Set task
Only the lines from the one with "Serialize everything readable" onward are wanted, through the last line of the entries, set down exactly.

(Stored data)
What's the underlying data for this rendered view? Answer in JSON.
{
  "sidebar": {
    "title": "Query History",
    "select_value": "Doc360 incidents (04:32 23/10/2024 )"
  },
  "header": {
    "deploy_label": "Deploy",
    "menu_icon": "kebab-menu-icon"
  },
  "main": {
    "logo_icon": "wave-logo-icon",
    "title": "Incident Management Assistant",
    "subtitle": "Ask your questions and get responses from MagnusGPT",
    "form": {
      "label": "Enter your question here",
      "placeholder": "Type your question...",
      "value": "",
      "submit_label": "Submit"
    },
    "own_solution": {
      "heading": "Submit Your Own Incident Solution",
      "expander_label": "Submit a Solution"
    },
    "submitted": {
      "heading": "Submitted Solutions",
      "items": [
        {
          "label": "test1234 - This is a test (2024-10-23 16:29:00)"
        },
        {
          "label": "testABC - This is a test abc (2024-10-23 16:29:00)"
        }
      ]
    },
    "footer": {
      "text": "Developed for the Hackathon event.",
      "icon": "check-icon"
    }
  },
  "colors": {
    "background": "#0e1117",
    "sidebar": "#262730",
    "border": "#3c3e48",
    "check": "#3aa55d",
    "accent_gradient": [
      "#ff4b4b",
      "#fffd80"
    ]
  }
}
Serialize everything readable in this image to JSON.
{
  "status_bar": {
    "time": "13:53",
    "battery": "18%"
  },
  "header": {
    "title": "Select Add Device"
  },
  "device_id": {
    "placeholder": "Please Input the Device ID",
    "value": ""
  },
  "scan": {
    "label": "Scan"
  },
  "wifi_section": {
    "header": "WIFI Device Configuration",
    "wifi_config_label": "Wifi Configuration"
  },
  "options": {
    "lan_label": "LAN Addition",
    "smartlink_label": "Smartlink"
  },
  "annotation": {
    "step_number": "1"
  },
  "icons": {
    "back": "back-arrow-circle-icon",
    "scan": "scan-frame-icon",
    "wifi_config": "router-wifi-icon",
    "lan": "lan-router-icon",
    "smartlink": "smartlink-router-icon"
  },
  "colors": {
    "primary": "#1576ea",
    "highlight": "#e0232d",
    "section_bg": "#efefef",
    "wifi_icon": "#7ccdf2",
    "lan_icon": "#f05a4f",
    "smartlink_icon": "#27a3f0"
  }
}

Result of this task
Serialize everything readable in this image to JSON.
{
  "status_bar": {
    "time": "13:53",
    "battery": "18%"
  },
  "header": {
    "title": "Select Add Device"
  },
  "device_id": {
    "placeholder": "Please Input the Device ID",
    "value": ""
  },
  "scan": {
    "label": "Scan"
  },
  "wifi_section": {
    "header": "WIFI Device Configuration",
    "wifi_config_label": "Wifi Configuration"
  },
  "options": {
    "lan_label": "LAN Addition",
    "smartlink_label": "Smartlink"
  },
  "annotation": {
    "step_number": "1"
  },
  "icons": {
    "back": "back-arrow-circle-icon",
    "scan": "scan-frame-icon",
    "wifi_config": "router-wifi-icon",
    "lan": "lan-router-icon",
    "smartlink": "smartlink-router-icon"
  },
  "colors": {
    "primary": "#1576ea",
    "highlight": "#e0232d",
    "section_bg": "#efefef",
    "wifi_icon": "#7ccdf2",
    "lan_icon": "#f05a4f",
    "smartlink_icon": "#27a3f0"
  }
}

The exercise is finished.